**DOCUMENT TEXT**.
>>>>

Recently, Operation Smile conducted a 2 day training for 10 ASHA’s in the district of Nagaon. The ASHAs were trained on mobile phone use, basic nutrition anthropometric measures, and the mobile application, followed by field visits, travelling with each ASHA to the patients’ homes. These visits provided the ASHAs with the opportunity to bond with the patients and families.

ImageWhy is nutrition so important?

Each year an estimated 1,000 children are born each year with a cleft in the state of Assam. Approximately 45,000 children and adults in Assam today are suffering from a cleft and 10 % of all cleft patients are too malnourished to receive surgery. This is because infants with clefts face severe difficulties with feeding. Without surgical repair, the nutritional status of many children with cleft lip and palate will continue to deteriorate. For surgical treatment to be safe and effective children must be healthy and sufficiently well-nourished; with decreased nutritional status the risk of complications greatly increases. With proper interventions, we can stop this vicious cycle by providing counseling to patients’ families to decrease the levels of malnourishment so that surgical care can be provided and children will no longer face these feeding difficulties.

<<<<

[Document layout analysis data]
>>>>

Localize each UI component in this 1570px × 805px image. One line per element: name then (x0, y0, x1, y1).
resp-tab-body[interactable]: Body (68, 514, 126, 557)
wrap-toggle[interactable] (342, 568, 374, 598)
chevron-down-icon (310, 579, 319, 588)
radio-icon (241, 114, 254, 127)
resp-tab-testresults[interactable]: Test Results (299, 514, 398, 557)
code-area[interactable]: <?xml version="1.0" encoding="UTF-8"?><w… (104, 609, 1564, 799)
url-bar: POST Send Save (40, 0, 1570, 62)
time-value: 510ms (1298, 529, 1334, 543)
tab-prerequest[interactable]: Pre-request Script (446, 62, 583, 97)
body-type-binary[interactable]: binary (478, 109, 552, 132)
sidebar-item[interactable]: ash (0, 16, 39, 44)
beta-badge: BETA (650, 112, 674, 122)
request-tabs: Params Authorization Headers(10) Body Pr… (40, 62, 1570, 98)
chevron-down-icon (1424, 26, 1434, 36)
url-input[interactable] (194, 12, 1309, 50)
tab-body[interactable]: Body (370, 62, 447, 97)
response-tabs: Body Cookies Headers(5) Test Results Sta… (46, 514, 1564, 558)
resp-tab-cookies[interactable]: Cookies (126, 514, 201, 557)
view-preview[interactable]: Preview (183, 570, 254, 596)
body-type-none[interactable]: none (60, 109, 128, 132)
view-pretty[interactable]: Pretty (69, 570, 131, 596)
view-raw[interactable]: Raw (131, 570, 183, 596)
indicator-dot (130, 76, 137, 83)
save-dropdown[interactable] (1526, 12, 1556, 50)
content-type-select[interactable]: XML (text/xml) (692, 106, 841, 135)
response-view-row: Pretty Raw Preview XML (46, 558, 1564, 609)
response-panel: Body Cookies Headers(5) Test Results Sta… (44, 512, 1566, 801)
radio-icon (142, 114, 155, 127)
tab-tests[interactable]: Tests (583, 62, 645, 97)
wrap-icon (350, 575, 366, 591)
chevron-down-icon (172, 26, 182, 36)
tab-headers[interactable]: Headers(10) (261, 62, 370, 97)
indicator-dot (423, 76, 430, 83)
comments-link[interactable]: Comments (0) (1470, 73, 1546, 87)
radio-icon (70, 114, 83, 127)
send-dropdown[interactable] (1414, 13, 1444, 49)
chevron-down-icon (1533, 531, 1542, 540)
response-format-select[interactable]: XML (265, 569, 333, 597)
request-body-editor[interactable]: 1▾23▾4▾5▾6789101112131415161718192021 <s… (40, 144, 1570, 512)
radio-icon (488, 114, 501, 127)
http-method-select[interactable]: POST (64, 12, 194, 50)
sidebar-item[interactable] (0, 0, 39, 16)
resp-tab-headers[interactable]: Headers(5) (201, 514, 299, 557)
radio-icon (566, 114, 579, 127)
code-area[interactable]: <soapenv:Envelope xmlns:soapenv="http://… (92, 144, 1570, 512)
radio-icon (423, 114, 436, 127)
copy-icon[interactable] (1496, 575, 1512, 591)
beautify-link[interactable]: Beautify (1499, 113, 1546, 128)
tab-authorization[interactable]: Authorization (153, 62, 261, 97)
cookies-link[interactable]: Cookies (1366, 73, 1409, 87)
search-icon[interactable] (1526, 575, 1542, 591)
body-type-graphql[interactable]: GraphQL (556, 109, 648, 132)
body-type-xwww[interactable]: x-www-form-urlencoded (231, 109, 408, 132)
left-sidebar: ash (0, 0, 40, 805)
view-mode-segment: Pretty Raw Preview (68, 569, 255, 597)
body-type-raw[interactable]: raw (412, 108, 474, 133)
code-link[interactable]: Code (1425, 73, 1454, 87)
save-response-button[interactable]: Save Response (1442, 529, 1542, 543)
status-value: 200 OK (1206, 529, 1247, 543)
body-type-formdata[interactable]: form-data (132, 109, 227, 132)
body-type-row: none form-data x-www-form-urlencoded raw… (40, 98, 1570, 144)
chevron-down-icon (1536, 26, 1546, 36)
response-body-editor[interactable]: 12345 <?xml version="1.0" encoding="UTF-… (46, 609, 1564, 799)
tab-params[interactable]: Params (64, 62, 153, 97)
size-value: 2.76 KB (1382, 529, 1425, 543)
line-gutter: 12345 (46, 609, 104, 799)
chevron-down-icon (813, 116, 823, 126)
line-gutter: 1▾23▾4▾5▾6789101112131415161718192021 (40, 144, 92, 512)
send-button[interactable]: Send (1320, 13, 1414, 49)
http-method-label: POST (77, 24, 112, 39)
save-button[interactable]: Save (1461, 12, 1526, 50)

<<<<

**WHAT IS REQUIRED**.
In the text on cleft care in Assam, turn the paragraph beginning "Each year an estimated 1,000 children" into a short bulleted list that keeps its main facts.

**RESULT OF THE TASK**.
- About 1,000 children with a cleft are born in Assam each year.
- Around 45,000 children and adults in Assam have a cleft today.
- 10% of all cleft patients are too malnourished to have surgery, because babies with clefts have serious trouble feeding.
- Without surgery, many of these children become even more poorly nourished.
- Surgery is only safe and effective when children are healthy and well-nourished. Poor nutrition greatly raises the risk of complications.
- Counseling families to reduce malnourishment can break this cycle, so children can get surgery and stop having feeding problems.